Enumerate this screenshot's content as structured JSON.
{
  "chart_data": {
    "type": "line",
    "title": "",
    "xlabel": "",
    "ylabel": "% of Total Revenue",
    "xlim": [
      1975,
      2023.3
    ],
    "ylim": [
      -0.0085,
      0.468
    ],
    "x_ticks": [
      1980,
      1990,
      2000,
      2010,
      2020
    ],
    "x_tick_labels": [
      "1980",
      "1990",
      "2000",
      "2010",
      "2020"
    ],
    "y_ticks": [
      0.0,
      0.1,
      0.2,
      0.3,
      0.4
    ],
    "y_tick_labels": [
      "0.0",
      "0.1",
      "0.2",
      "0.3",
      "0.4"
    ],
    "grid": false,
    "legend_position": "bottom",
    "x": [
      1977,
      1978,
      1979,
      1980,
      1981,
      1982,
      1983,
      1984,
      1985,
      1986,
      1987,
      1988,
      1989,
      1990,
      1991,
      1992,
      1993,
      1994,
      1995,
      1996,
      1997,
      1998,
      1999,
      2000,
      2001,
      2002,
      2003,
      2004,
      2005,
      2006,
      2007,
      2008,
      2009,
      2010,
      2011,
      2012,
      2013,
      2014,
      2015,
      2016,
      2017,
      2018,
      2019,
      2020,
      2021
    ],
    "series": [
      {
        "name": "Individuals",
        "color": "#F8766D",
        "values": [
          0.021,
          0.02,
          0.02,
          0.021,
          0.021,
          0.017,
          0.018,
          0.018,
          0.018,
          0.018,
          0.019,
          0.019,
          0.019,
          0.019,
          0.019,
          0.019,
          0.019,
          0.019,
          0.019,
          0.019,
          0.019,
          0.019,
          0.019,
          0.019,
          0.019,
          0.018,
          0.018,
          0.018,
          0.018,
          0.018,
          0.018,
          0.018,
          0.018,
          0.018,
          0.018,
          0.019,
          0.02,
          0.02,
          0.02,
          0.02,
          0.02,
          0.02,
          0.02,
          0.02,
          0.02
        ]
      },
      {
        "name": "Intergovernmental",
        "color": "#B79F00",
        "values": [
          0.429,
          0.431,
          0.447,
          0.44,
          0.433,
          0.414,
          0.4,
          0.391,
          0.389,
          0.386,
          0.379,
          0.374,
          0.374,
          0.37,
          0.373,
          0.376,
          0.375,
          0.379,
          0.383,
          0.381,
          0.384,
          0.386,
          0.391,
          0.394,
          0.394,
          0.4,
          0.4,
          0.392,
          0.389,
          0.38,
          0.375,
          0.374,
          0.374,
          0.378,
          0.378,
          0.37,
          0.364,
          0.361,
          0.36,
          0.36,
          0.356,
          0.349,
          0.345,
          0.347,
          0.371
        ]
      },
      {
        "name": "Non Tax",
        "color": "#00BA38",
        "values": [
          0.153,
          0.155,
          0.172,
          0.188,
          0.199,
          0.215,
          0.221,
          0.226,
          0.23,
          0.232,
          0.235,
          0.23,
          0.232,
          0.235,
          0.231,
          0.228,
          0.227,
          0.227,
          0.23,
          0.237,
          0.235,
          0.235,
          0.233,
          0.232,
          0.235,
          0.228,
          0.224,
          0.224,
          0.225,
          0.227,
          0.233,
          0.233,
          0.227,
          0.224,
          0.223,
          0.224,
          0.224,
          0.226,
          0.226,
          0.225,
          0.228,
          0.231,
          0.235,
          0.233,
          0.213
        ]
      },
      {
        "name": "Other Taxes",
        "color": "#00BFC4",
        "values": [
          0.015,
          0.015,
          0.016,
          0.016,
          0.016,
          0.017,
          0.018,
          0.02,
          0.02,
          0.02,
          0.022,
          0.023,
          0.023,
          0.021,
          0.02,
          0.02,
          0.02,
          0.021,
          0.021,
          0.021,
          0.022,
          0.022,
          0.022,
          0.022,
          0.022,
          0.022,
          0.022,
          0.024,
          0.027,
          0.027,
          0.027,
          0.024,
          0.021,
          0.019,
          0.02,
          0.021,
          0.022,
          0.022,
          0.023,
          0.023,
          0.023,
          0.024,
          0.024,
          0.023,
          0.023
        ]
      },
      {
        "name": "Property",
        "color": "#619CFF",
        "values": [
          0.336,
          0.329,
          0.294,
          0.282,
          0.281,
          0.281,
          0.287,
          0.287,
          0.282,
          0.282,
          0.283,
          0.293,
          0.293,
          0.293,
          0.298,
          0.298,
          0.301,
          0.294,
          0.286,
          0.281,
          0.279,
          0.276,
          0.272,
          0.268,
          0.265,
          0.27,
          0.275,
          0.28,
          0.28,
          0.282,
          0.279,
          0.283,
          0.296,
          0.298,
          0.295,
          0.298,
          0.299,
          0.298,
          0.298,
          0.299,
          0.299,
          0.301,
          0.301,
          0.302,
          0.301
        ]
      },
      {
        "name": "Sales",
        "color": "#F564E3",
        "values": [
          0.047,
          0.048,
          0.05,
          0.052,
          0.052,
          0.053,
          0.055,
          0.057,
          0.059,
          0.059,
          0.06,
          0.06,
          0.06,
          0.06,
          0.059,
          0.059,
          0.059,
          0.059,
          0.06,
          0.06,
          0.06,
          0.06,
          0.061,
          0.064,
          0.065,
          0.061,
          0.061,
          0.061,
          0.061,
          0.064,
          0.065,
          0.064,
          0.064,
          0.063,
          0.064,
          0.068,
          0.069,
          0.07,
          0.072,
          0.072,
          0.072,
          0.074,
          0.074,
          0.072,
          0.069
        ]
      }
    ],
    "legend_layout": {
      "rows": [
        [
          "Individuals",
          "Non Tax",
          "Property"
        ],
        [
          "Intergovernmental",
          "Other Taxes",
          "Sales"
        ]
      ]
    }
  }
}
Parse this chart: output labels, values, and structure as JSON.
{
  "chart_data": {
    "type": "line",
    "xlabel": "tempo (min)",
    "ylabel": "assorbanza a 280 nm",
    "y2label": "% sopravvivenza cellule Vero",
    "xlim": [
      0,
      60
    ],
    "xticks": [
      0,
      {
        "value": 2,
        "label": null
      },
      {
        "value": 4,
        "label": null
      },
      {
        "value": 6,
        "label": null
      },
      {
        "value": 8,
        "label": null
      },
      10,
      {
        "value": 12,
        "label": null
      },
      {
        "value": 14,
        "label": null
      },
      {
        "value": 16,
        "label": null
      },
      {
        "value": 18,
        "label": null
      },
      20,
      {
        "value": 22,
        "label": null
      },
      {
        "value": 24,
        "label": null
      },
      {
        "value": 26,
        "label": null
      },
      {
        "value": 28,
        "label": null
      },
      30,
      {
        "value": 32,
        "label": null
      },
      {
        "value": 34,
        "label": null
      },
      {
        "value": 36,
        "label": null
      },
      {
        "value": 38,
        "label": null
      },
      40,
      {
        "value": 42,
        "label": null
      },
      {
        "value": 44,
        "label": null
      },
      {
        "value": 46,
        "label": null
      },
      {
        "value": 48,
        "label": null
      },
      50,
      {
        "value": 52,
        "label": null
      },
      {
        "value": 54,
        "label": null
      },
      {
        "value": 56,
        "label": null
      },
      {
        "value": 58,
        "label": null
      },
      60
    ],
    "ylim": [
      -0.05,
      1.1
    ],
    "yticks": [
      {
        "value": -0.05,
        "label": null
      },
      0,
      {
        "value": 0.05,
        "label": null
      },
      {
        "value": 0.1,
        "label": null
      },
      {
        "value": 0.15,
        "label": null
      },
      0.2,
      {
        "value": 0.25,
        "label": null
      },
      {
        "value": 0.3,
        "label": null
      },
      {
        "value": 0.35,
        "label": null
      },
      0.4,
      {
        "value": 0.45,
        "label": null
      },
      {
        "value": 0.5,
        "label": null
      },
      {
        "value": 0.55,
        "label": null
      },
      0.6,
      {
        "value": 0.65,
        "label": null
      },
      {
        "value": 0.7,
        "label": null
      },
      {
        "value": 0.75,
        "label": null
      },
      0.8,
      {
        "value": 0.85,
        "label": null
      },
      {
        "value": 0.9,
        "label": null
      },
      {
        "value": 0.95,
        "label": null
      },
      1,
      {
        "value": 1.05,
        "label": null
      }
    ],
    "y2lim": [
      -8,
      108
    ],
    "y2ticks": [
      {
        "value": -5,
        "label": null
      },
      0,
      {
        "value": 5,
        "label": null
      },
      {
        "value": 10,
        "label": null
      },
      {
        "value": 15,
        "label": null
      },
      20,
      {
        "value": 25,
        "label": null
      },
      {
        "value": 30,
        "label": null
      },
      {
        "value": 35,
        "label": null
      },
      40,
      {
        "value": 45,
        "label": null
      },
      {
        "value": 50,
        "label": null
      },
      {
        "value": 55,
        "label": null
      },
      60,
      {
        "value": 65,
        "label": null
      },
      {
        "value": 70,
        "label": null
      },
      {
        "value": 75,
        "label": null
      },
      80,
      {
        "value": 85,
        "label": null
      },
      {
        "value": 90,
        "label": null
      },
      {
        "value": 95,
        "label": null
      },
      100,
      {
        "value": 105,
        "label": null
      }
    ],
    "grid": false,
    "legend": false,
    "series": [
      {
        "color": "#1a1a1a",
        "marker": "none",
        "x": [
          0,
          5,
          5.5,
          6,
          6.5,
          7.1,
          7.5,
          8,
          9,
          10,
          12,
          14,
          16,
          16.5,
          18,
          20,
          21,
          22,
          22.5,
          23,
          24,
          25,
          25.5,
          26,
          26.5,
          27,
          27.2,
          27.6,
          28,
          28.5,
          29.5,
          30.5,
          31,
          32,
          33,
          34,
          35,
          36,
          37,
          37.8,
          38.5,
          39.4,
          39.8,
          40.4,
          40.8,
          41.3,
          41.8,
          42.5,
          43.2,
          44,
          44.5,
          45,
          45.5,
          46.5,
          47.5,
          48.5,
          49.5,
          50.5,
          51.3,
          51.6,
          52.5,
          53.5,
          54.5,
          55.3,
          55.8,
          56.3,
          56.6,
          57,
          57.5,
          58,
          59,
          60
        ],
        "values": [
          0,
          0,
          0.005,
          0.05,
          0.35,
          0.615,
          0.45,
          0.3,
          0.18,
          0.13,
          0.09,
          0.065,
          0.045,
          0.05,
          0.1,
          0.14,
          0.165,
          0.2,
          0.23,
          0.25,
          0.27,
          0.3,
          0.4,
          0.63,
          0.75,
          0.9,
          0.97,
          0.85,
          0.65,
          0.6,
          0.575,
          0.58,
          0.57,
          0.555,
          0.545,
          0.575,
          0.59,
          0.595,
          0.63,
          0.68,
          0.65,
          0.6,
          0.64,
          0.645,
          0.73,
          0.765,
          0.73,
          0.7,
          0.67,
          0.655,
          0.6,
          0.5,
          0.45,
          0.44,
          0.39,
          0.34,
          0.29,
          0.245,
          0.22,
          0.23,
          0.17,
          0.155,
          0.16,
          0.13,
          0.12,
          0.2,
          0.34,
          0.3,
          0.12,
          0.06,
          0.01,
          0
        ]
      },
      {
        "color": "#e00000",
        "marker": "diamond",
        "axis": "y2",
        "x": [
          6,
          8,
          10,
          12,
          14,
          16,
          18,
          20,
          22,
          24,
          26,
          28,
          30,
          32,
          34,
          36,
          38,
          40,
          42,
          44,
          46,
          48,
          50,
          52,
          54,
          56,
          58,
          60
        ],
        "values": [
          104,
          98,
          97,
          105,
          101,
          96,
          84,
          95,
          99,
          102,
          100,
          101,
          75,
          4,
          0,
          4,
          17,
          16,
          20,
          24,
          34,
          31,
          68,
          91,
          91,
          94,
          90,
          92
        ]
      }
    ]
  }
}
_ _ _ _ _
Aim of the task:
Report each line in the preceding entries that holds the string "this".

Response to the task:
Enumerate this screenshot's content as structured JSON.
Parse this chart: output labels, values, and structure as JSON.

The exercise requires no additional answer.